Work instructions: Copy out the lines that include the word "Other".
--- Begin Data excerpts ---
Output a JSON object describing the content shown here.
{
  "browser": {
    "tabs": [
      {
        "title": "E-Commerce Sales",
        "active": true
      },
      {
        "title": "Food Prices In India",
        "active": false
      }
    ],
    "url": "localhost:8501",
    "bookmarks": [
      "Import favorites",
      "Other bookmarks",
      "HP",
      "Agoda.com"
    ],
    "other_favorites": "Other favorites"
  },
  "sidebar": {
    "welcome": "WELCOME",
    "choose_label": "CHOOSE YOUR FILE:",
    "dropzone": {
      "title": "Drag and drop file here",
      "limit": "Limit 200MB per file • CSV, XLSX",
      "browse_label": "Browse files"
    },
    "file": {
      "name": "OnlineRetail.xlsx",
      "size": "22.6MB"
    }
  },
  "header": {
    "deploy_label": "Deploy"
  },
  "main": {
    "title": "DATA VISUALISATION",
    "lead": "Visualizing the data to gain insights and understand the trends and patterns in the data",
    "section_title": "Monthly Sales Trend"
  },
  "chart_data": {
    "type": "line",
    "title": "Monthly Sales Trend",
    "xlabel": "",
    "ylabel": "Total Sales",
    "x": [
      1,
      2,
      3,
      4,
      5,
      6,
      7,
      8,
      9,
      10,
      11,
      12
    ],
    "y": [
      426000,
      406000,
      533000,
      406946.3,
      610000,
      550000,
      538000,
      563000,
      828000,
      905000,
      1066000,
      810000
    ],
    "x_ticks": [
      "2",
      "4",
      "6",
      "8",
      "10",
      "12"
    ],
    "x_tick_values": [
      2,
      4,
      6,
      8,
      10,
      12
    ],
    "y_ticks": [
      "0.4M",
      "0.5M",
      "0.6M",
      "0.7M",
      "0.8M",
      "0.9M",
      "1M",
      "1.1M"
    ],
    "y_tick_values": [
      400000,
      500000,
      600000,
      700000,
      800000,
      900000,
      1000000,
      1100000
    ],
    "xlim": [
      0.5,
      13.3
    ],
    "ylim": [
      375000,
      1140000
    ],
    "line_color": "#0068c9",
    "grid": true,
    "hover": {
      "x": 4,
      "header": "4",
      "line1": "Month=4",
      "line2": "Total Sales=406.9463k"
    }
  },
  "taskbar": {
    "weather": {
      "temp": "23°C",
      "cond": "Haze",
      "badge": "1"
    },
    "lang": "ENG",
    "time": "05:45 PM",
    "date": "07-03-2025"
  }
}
--- End Data excerpts ---
Expected answer:
      "Other bookmarks",
    "other_favorites": "Other favorites"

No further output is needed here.